(Dataset rows about figures)
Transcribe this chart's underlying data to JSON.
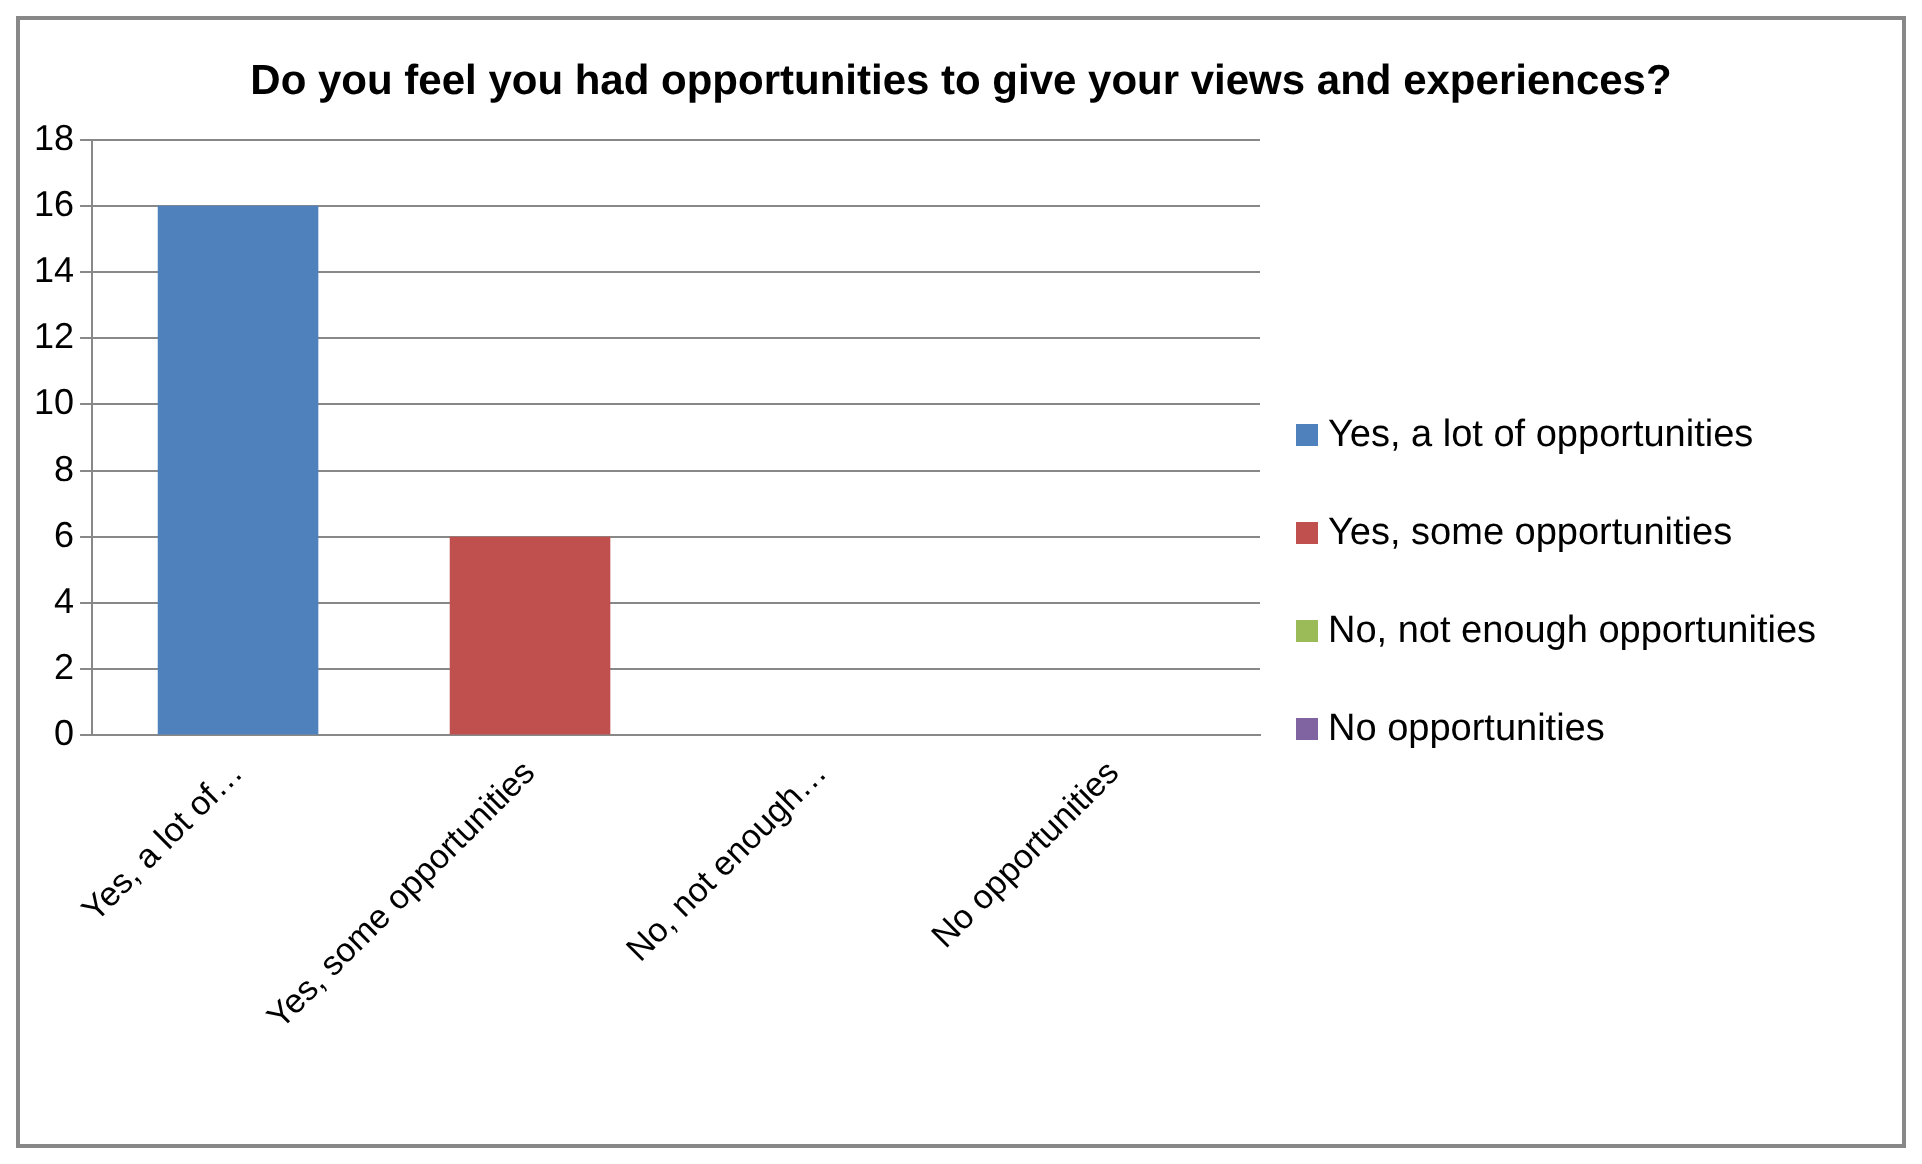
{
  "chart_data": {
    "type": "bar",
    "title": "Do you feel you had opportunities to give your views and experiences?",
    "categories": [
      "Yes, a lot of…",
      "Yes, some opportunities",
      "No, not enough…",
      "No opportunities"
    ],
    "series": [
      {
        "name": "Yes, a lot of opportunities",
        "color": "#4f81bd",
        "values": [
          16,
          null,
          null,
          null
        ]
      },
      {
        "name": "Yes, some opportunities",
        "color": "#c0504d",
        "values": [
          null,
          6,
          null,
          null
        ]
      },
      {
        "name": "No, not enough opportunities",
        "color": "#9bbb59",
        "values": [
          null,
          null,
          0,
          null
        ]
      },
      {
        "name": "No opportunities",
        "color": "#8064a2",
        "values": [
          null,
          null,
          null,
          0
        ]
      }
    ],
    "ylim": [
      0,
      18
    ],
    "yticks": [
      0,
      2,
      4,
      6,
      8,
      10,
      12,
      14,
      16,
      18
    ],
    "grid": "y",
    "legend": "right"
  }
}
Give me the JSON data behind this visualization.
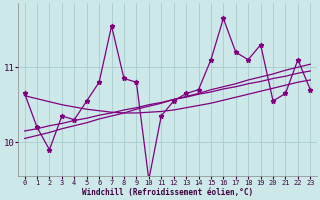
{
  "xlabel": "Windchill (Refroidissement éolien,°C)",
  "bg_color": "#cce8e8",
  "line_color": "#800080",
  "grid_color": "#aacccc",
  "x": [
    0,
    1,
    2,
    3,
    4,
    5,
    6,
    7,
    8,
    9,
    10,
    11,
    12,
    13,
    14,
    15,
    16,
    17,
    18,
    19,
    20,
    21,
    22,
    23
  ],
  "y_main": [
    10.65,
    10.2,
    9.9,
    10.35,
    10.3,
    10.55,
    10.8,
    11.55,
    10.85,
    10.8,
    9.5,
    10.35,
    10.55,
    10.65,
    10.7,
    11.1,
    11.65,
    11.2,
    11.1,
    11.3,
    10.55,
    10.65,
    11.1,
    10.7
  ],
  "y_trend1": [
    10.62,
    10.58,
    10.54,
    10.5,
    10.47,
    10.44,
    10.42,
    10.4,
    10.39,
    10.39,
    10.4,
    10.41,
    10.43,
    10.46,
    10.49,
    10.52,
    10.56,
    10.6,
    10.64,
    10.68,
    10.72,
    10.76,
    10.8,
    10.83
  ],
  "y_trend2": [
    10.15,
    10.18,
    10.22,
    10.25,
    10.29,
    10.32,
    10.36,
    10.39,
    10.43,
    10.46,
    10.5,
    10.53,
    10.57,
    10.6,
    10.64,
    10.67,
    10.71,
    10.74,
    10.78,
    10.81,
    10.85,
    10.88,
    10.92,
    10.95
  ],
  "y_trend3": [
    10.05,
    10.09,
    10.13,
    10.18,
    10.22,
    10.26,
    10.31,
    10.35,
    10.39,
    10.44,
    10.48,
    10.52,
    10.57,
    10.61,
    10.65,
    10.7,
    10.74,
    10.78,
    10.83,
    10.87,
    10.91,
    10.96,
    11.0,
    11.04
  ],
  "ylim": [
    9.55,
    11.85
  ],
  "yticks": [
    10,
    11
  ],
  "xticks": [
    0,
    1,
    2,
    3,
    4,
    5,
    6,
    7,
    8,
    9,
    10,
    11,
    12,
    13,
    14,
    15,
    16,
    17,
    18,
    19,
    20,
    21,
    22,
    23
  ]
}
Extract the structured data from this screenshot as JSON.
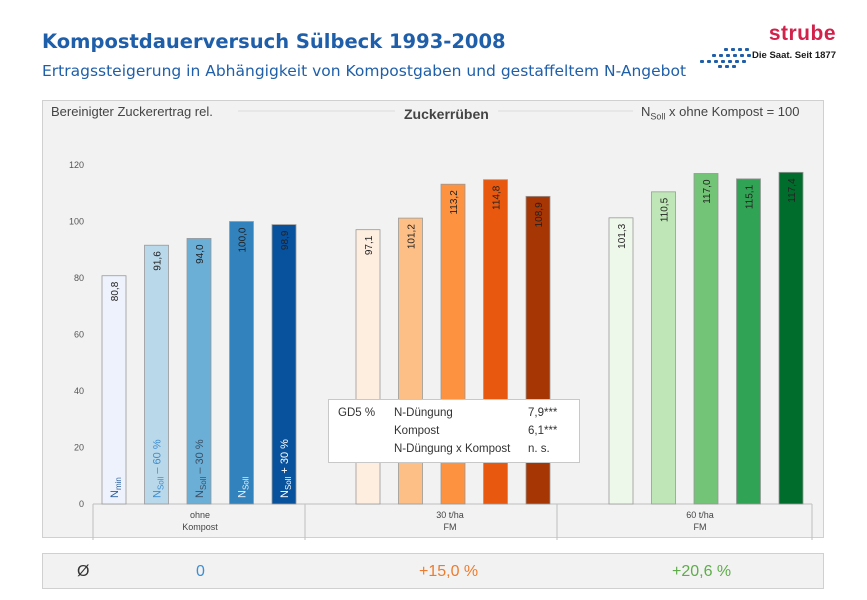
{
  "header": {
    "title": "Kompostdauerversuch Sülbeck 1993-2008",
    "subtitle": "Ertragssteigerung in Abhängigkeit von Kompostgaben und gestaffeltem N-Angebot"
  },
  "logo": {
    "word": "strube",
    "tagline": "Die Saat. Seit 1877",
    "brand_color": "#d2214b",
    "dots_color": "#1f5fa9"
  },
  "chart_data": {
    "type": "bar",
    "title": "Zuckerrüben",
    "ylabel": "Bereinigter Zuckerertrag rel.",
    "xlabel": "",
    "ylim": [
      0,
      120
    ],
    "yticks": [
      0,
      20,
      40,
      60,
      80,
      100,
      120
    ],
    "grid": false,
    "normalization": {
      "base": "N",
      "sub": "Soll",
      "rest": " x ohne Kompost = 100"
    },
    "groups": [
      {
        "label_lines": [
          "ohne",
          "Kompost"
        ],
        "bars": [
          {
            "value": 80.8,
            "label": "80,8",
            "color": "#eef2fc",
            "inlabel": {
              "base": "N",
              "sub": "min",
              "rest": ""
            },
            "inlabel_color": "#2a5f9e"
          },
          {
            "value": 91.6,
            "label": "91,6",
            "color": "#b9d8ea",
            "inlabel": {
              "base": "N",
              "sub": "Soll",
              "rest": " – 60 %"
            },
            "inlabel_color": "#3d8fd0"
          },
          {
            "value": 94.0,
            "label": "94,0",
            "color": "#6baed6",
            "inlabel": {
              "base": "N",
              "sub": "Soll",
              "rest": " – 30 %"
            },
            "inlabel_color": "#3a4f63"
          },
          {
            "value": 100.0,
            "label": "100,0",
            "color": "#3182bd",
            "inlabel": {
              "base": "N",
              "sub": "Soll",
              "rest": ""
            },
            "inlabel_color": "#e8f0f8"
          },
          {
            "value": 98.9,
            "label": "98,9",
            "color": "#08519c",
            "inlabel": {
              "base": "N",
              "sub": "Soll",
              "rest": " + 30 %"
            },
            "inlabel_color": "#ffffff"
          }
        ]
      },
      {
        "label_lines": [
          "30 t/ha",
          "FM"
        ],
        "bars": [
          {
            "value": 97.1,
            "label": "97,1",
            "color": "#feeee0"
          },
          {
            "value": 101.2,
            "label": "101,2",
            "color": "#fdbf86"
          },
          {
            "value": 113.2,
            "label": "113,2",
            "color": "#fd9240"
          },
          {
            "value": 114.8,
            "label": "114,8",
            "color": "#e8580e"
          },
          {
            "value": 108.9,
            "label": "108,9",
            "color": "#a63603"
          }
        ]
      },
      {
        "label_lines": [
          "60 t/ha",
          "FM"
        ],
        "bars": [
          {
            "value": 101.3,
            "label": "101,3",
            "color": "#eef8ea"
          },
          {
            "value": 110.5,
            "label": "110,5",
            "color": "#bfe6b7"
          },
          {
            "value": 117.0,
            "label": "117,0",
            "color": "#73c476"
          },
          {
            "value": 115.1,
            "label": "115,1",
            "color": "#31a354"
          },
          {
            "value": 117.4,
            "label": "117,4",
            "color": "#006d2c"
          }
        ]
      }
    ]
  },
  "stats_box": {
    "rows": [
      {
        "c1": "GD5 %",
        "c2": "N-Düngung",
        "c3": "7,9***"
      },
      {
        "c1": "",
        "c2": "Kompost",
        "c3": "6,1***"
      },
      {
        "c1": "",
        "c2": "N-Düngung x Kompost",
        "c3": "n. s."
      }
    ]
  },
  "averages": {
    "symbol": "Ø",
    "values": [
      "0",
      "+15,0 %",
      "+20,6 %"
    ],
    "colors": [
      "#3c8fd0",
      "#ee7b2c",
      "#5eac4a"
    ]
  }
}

* **Given problem**
Each entry shown above must be quoted exactly, with its pictures left out.

* **Solution for this problem**
Transcribe this chart's underlying data to JSON.
{
  "chart_data": {
    "type": "bar",
    "title": "Do you feel you had opportunities to give your views and experiences?",
    "categories": [
      "Yes, a lot of…",
      "Yes, some opportunities",
      "No, not enough…",
      "No opportunities"
    ],
    "series": [
      {
        "name": "Yes, a lot of opportunities",
        "color": "#4f81bd",
        "values": [
          16,
          null,
          null,
          null
        ]
      },
      {
        "name": "Yes, some opportunities",
        "color": "#c0504d",
        "values": [
          null,
          6,
          null,
          null
        ]
      },
      {
        "name": "No, not enough opportunities",
        "color": "#9bbb59",
        "values": [
          null,
          null,
          0,
          null
        ]
      },
      {
        "name": "No opportunities",
        "color": "#8064a2",
        "values": [
          null,
          null,
          null,
          0
        ]
      }
    ],
    "ylim": [
      0,
      18
    ],
    "yticks": [
      0,
      2,
      4,
      6,
      8,
      10,
      12,
      14,
      16,
      18
    ],
    "grid": "y",
    "legend": "right"
  }
}
Give me the JSON data behind this visualization.
{
  "xlabel": "Windchill (Refroidissement éolien,°C)",
  "bg_color": "#cce8e8",
  "line_color": "#800080",
  "grid_color": "#aacccc",
  "x": [
    0,
    1,
    2,
    3,
    4,
    5,
    6,
    7,
    8,
    9,
    10,
    11,
    12,
    13,
    14,
    15,
    16,
    17,
    18,
    19,
    20,
    21,
    22,
    23
  ],
  "y_main": [
    10.65,
    10.2,
    9.9,
    10.35,
    10.3,
    10.55,
    10.8,
    11.55,
    10.85,
    10.8,
    9.5,
    10.35,
    10.55,
    10.65,
    10.7,
    11.1,
    11.65,
    11.2,
    11.1,
    11.3,
    10.55,
    10.65,
    11.1,
    10.7
  ],
  "y_trend1": [
    10.62,
    10.58,
    10.54,
    10.5,
    10.47,
    10.44,
    10.42,
    10.4,
    10.39,
    10.39,
    10.4,
    10.41,
    10.43,
    10.46,
    10.49,
    10.52,
    10.56,
    10.6,
    10.64,
    10.68,
    10.72,
    10.76,
    10.8,
    10.83
  ],
  "y_trend2": [
    10.15,
    10.18,
    10.22,
    10.25,
    10.29,
    10.32,
    10.36,
    10.39,
    10.43,
    10.46,
    10.5,
    10.53,
    10.57,
    10.6,
    10.64,
    10.67,
    10.71,
    10.74,
    10.78,
    10.81,
    10.85,
    10.88,
    10.92,
    10.95
  ],
  "y_trend3": [
    10.05,
    10.09,
    10.13,
    10.18,
    10.22,
    10.26,
    10.31,
    10.35,
    10.39,
    10.44,
    10.48,
    10.52,
    10.57,
    10.61,
    10.65,
    10.7,
    10.74,
    10.78,
    10.83,
    10.87,
    10.91,
    10.96,
    11.0,
    11.04
  ],
  "ylim": [
    9.55,
    11.85
  ],
  "yticks": [
    10,
    11
  ],
  "xticks": [
    0,
    1,
    2,
    3,
    4,
    5,
    6,
    7,
    8,
    9,
    10,
    11,
    12,
    13,
    14,
    15,
    16,
    17,
    18,
    19,
    20,
    21,
    22,
    23
  ]
}
Extract the structured data from this screenshot as JSON.
{
  "header": {
    "title": "Kompostdauerversuch Sülbeck 1993-2008",
    "subtitle": "Ertragssteigerung in Abhängigkeit von Kompostgaben und gestaffeltem N-Angebot"
  },
  "logo": {
    "word": "strube",
    "tagline": "Die Saat. Seit 1877",
    "brand_color": "#d2214b",
    "dots_color": "#1f5fa9"
  },
  "chart_data": {
    "type": "bar",
    "title": "Zuckerrüben",
    "ylabel": "Bereinigter Zuckerertrag rel.",
    "xlabel": "",
    "ylim": [
      0,
      120
    ],
    "yticks": [
      0,
      20,
      40,
      60,
      80,
      100,
      120
    ],
    "grid": false,
    "normalization": {
      "base": "N",
      "sub": "Soll",
      "rest": " x ohne Kompost = 100"
    },
    "groups": [
      {
        "label_lines": [
          "ohne",
          "Kompost"
        ],
        "bars": [
          {
            "value": 80.8,
            "label": "80,8",
            "color": "#eef2fc",
            "inlabel": {
              "base": "N",
              "sub": "min",
              "rest": ""
            },
            "inlabel_color": "#2a5f9e"
          },
          {
            "value": 91.6,
            "label": "91,6",
            "color": "#b9d8ea",
            "inlabel": {
              "base": "N",
              "sub": "Soll",
              "rest": " – 60 %"
            },
            "inlabel_color": "#3d8fd0"
          },
          {
            "value": 94.0,
            "label": "94,0",
            "color": "#6baed6",
            "inlabel": {
              "base": "N",
              "sub": "Soll",
              "rest": " – 30 %"
            },
            "inlabel_color": "#3a4f63"
          },
          {
            "value": 100.0,
            "label": "100,0",
            "color": "#3182bd",
            "inlabel": {
              "base": "N",
              "sub": "Soll",
              "rest": ""
            },
            "inlabel_color": "#e8f0f8"
          },
          {
            "value": 98.9,
            "label": "98,9",
            "color": "#08519c",
            "inlabel": {
              "base": "N",
              "sub": "Soll",
              "rest": " + 30 %"
            },
            "inlabel_color": "#ffffff"
          }
        ]
      },
      {
        "label_lines": [
          "30 t/ha",
          "FM"
        ],
        "bars": [
          {
            "value": 97.1,
            "label": "97,1",
            "color": "#feeee0"
          },
          {
            "value": 101.2,
            "label": "101,2",
            "color": "#fdbf86"
          },
          {
            "value": 113.2,
            "label": "113,2",
            "color": "#fd9240"
          },
          {
            "value": 114.8,
            "label": "114,8",
            "color": "#e8580e"
          },
          {
            "value": 108.9,
            "label": "108,9",
            "color": "#a63603"
          }
        ]
      },
      {
        "label_lines": [
          "60 t/ha",
          "FM"
        ],
        "bars": [
          {
            "value": 101.3,
            "label": "101,3",
            "color": "#eef8ea"
          },
          {
            "value": 110.5,
            "label": "110,5",
            "color": "#bfe6b7"
          },
          {
            "value": 117.0,
            "label": "117,0",
            "color": "#73c476"
          },
          {
            "value": 115.1,
            "label": "115,1",
            "color": "#31a354"
          },
          {
            "value": 117.4,
            "label": "117,4",
            "color": "#006d2c"
          }
        ]
      }
    ]
  },
  "stats_box": {
    "rows": [
      {
        "c1": "GD5 %",
        "c2": "N-Düngung",
        "c3": "7,9***"
      },
      {
        "c1": "",
        "c2": "Kompost",
        "c3": "6,1***"
      },
      {
        "c1": "",
        "c2": "N-Düngung x Kompost",
        "c3": "n. s."
      }
    ]
  },
  "averages": {
    "symbol": "Ø",
    "values": [
      "0",
      "+15,0 %",
      "+20,6 %"
    ],
    "colors": [
      "#3c8fd0",
      "#ee7b2c",
      "#5eac4a"
    ]
  }
}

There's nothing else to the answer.